_Selected text:_
Deccan Chronicle:Wednesday, February 08, 2012.
This is yet another example of how people’s representatives misuse their office to protect the interests of private entities at the cost of public interest. Documents accessed through the Right to Information (RTI) show that it was none other than Member of the Legislative Council and vice president of the NRI Forum Karnataka, Capt Ganesh Karnik, who was general manager of NITTE Education Trust till 2006, who had stopped the State government from claiming the mandatory 25 per cent of medical seats in the Mangalore-based NITTE and Yenepoya universities for the academic year 2010-11. Due to the lobbying of Capt Karnik, CET (common entrance test) students from the State have lost 150 MBBS seats and around 30 post-graduate medical seats in these medical colleges in the last three years.
According to the MoU entered into with the State government, the two deemed universities are supposed to surrender 25 per cent of their total intake to the government CET every year. But in 2009, CET students allotted seats in these universities were forced to knock on the doors of the High Court to get admission. The universities denied them admission saying the government has no control over them. So, since the academic year 2010-11, the government is not claiming its share of seats. According to the documents assessed through RTI, both the universities were excluded from the CET seat matrix.
According to the documents, just before finalising the medical seat matrix for the year 2010-11, Capt Karnik wrote two letters to the then medical education minister Ramachandra Gowda urging him to adopt the same yardstick for NITTE University as it followed in the case of other deemed universities of the State, and thus indirectly opposed its claiming seats from the university.
In the absence of MoUs with other deemed universities, the State does not claim any seats in these institutions. It can claim seats from NITTE and Yenepoya because of the MoU, but under pressure from Capt Karnik, the government excluded both varsities from CET seat matrix.
According to the documents, then medical education secretary Mr Umesh had strongly recommended that the State enact separate legislation to ensure minimum seats for poor, meritorious students even in the deemed universities. But the government buckled under the pressure. Speaking to this newspaper, an officer of the medical education department said that if Capt Karnik was really concerned about poor students, he would have pressed the government to claim seats from all deemed universities. Instead, he forced the government to exclude these two universities from the ambit of the seat matrix.

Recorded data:

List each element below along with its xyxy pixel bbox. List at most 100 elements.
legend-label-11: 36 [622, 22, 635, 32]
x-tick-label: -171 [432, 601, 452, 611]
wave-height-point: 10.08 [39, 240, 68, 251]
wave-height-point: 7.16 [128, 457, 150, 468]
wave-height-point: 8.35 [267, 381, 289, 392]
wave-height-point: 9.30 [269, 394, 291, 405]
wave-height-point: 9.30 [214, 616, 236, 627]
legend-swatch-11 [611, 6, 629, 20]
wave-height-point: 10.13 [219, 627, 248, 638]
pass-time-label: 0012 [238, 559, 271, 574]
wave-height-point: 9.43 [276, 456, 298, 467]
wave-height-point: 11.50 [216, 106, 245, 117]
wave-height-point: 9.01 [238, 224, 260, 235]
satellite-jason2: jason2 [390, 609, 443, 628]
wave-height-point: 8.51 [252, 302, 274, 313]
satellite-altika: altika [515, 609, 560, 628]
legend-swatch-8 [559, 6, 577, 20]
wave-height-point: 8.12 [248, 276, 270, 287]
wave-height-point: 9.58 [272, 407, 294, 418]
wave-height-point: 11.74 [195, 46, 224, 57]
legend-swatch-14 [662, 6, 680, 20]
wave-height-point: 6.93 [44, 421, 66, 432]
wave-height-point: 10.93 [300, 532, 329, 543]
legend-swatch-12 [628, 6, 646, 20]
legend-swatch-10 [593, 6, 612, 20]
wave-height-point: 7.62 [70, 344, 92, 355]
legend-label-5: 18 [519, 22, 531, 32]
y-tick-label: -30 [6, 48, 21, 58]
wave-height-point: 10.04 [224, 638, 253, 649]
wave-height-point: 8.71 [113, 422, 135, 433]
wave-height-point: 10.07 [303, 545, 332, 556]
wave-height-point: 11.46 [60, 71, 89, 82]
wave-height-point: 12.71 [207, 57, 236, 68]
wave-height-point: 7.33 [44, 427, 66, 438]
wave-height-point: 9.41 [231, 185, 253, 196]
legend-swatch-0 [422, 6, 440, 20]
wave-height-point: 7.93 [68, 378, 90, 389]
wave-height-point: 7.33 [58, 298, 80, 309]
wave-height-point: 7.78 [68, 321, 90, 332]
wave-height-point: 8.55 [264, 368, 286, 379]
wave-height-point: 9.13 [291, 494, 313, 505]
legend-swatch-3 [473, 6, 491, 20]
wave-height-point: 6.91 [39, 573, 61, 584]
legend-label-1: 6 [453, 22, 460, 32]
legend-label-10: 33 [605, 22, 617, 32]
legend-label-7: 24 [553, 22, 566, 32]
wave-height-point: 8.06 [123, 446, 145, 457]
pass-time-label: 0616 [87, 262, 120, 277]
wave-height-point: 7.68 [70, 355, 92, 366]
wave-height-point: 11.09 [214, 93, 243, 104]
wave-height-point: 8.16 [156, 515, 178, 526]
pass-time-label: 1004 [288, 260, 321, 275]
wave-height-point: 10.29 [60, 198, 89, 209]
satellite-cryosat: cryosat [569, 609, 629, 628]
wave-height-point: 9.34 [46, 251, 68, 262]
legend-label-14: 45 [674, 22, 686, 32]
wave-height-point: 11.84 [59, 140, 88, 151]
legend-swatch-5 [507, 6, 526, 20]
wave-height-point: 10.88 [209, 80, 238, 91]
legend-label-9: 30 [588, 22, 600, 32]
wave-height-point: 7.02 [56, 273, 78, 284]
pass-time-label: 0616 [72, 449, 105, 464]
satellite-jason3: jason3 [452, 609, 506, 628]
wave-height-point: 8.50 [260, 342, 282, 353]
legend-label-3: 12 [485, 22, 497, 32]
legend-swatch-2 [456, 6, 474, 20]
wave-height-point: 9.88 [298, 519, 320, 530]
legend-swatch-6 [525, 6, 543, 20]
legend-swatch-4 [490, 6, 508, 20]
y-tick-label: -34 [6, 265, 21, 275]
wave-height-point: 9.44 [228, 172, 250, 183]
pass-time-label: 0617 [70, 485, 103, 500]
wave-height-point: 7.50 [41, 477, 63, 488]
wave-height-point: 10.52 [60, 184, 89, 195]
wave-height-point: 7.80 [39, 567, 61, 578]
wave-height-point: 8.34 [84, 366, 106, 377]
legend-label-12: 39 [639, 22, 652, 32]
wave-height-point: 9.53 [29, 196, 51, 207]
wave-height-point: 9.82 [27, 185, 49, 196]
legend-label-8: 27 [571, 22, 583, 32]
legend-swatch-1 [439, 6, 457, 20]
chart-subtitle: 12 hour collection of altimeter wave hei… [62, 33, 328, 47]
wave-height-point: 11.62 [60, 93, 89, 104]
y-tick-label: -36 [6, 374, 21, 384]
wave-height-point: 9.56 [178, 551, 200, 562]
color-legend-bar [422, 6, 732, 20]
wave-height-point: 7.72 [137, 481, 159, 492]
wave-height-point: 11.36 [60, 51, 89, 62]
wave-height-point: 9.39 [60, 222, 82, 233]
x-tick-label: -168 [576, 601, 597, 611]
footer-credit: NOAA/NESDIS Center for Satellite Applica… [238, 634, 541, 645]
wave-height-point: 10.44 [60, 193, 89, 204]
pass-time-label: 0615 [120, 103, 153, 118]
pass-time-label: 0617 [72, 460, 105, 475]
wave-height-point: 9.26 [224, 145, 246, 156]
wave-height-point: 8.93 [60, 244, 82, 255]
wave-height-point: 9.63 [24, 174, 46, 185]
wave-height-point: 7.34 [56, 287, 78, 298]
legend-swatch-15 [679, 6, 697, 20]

_What needs to be done:_ Write out the passage of the news report on medical seats above, word for word, starting with "In the absence" and going on through "the seat matrix.".

_Answer for the task:_
In the absence of MoUs with other deemed universities, the State does not claim any seats in these institutions. It can claim seats from NITTE and Yenepoya because of the MoU, but under pressure from Capt Karnik, the government excluded both varsities from CET seat matrix.
According to the documents, then medical education secretary Mr Umesh had strongly recommended that the State enact separate legislation to ensure minimum seats for poor, meritorious students even in the deemed universities. But the government buckled under the pressure. Speaking to this newspaper, an officer of the medical education department said that if Capt Karnik was really concerned about poor students, he would have pressed the government to claim seats from all deemed universities. Instead, he forced the government to exclude these two universities from the ambit of the seat matrix.